• **Task description**: Repeat the full listing below verbatim and keep the images out.

╭─ Task material

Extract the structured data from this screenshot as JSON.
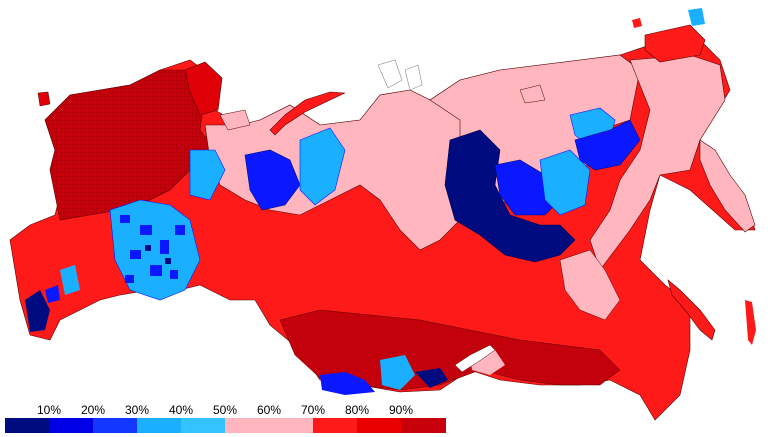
{
  "legend": {
    "tick_labels": [
      "10%",
      "20%",
      "30%",
      "40%",
      "50%",
      "60%",
      "70%",
      "80%",
      "90%"
    ],
    "bins": [
      {
        "range": "0-10%",
        "color": "#000b80"
      },
      {
        "range": "10-20%",
        "color": "#0000e6"
      },
      {
        "range": "20-30%",
        "color": "#1437ff"
      },
      {
        "range": "30-40%",
        "color": "#1ab0ff"
      },
      {
        "range": "40-50%",
        "color": "#33c3ff"
      },
      {
        "range": "50-60%",
        "color": "#ffb6be"
      },
      {
        "range": "60-70%",
        "color": "#ffb6be"
      },
      {
        "range": "70-80%",
        "color": "#ff1a1a"
      },
      {
        "range": "80-90%",
        "color": "#ea0000"
      },
      {
        "range": "90-100%",
        "color": "#c8000b"
      }
    ]
  },
  "colors": {
    "very_high": "#c8000b",
    "high": "#ff1a1a",
    "medium_high": "#ff3a3a",
    "pink": "#ffb6be",
    "light_blue": "#1ab0ff",
    "blue": "#0a18ff",
    "dark_blue": "#000b80",
    "border": "#5a0000",
    "water": "#ffffff"
  }
}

╰─

• **Finished answer**:
Extract the structured data from this screenshot as JSON.
{
  "legend": {
    "tick_labels": [
      "10%",
      "20%",
      "30%",
      "40%",
      "50%",
      "60%",
      "70%",
      "80%",
      "90%"
    ],
    "bins": [
      {
        "range": "0-10%",
        "color": "#000b80"
      },
      {
        "range": "10-20%",
        "color": "#0000e6"
      },
      {
        "range": "20-30%",
        "color": "#1437ff"
      },
      {
        "range": "30-40%",
        "color": "#1ab0ff"
      },
      {
        "range": "40-50%",
        "color": "#33c3ff"
      },
      {
        "range": "50-60%",
        "color": "#ffb6be"
      },
      {
        "range": "60-70%",
        "color": "#ffb6be"
      },
      {
        "range": "70-80%",
        "color": "#ff1a1a"
      },
      {
        "range": "80-90%",
        "color": "#ea0000"
      },
      {
        "range": "90-100%",
        "color": "#c8000b"
      }
    ]
  },
  "colors": {
    "very_high": "#c8000b",
    "high": "#ff1a1a",
    "medium_high": "#ff3a3a",
    "pink": "#ffb6be",
    "light_blue": "#1ab0ff",
    "blue": "#0a18ff",
    "dark_blue": "#000b80",
    "border": "#5a0000",
    "water": "#ffffff"
  }
}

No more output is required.